- **EXERCISE DESCRIPTION**: Quote all entries exactly, leaving pictures aside.
— begin —
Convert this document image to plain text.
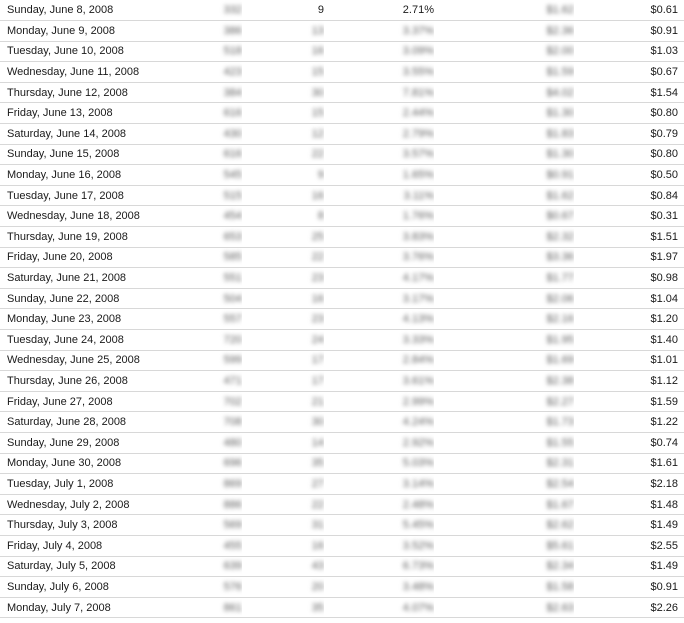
Sunday, June 8, 2008	332	9	2.71%	$1.62	$0.61
Monday, June 9, 2008	386	13	3.37%	$2.36	$0.91
Tuesday, June 10, 2008	518	16	3.09%	$2.00	$1.03
Wednesday, June 11, 2008	423	15	3.55%	$1.59	$0.67
Thursday, June 12, 2008	384	30	7.81%	$4.02	$1.54
Friday, June 13, 2008	616	15	2.44%	$1.30	$0.80
Saturday, June 14, 2008	430	12	2.79%	$1.83	$0.79
Sunday, June 15, 2008	616	22	3.57%	$1.30	$0.80
Monday, June 16, 2008	545	9	1.65%	$0.91	$0.50
Tuesday, June 17, 2008	515	16	3.11%	$1.62	$0.84
Wednesday, June 18, 2008	454	8	1.76%	$0.67	$0.31
Thursday, June 19, 2008	653	25	3.83%	$2.32	$1.51
Friday, June 20, 2008	585	22	3.76%	$3.36	$1.97
Saturday, June 21, 2008	551	23	4.17%	$1.77	$0.98
Sunday, June 22, 2008	504	16	3.17%	$2.06	$1.04
Monday, June 23, 2008	557	23	4.13%	$2.16	$1.20
Tuesday, June 24, 2008	720	24	3.33%	$1.95	$1.40
Wednesday, June 25, 2008	599	17	2.84%	$1.69	$1.01
Thursday, June 26, 2008	471	17	3.61%	$2.38	$1.12
Friday, June 27, 2008	702	21	2.99%	$2.27	$1.59
Saturday, June 28, 2008	708	30	4.24%	$1.73	$1.22
Sunday, June 29, 2008	480	14	2.92%	$1.55	$0.74
Monday, June 30, 2008	696	35	5.03%	$2.31	$1.61
Tuesday, July 1, 2008	869	27	3.14%	$2.54	$2.18
Wednesday, July 2, 2008	886	22	2.48%	$1.67	$1.48
Thursday, July 3, 2008	569	31	5.45%	$2.62	$1.49
Friday, July 4, 2008	455	16	3.52%	$5.61	$2.55
Saturday, July 5, 2008	639	43	6.73%	$2.34	$1.49
Sunday, July 6, 2008	576	20	3.48%	$1.58	$0.91
Monday, July 7, 2008	861	35	4.07%	$2.63	$2.26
— end —
- **WORKED SOLUTION**:
Convert this document image to plain text.
Sunday, June 8, 2008	332	9	2.71%	$1.62	$0.61
Monday, June 9, 2008	386	13	3.37%	$2.36	$0.91
Tuesday, June 10, 2008	518	16	3.09%	$2.00	$1.03
Wednesday, June 11, 2008	423	15	3.55%	$1.59	$0.67
Thursday, June 12, 2008	384	30	7.81%	$4.02	$1.54
Friday, June 13, 2008	616	15	2.44%	$1.30	$0.80
Saturday, June 14, 2008	430	12	2.79%	$1.83	$0.79
Sunday, June 15, 2008	616	22	3.57%	$1.30	$0.80
Monday, June 16, 2008	545	9	1.65%	$0.91	$0.50
Tuesday, June 17, 2008	515	16	3.11%	$1.62	$0.84
Wednesday, June 18, 2008	454	8	1.76%	$0.67	$0.31
Thursday, June 19, 2008	653	25	3.83%	$2.32	$1.51
Friday, June 20, 2008	585	22	3.76%	$3.36	$1.97
Saturday, June 21, 2008	551	23	4.17%	$1.77	$0.98
Sunday, June 22, 2008	504	16	3.17%	$2.06	$1.04
Monday, June 23, 2008	557	23	4.13%	$2.16	$1.20
Tuesday, June 24, 2008	720	24	3.33%	$1.95	$1.40
Wednesday, June 25, 2008	599	17	2.84%	$1.69	$1.01
Thursday, June 26, 2008	471	17	3.61%	$2.38	$1.12
Friday, June 27, 2008	702	21	2.99%	$2.27	$1.59
Saturday, June 28, 2008	708	30	4.24%	$1.73	$1.22
Sunday, June 29, 2008	480	14	2.92%	$1.55	$0.74
Monday, June 30, 2008	696	35	5.03%	$2.31	$1.61
Tuesday, July 1, 2008	869	27	3.14%	$2.54	$2.18
Wednesday, July 2, 2008	886	22	2.48%	$1.67	$1.48
Thursday, July 3, 2008	569	31	5.45%	$2.62	$1.49
Friday, July 4, 2008	455	16	3.52%	$5.61	$2.55
Saturday, July 5, 2008	639	43	6.73%	$2.34	$1.49
Sunday, July 6, 2008	576	20	3.48%	$1.58	$0.91
Monday, July 7, 2008	861	35	4.07%	$2.63	$2.26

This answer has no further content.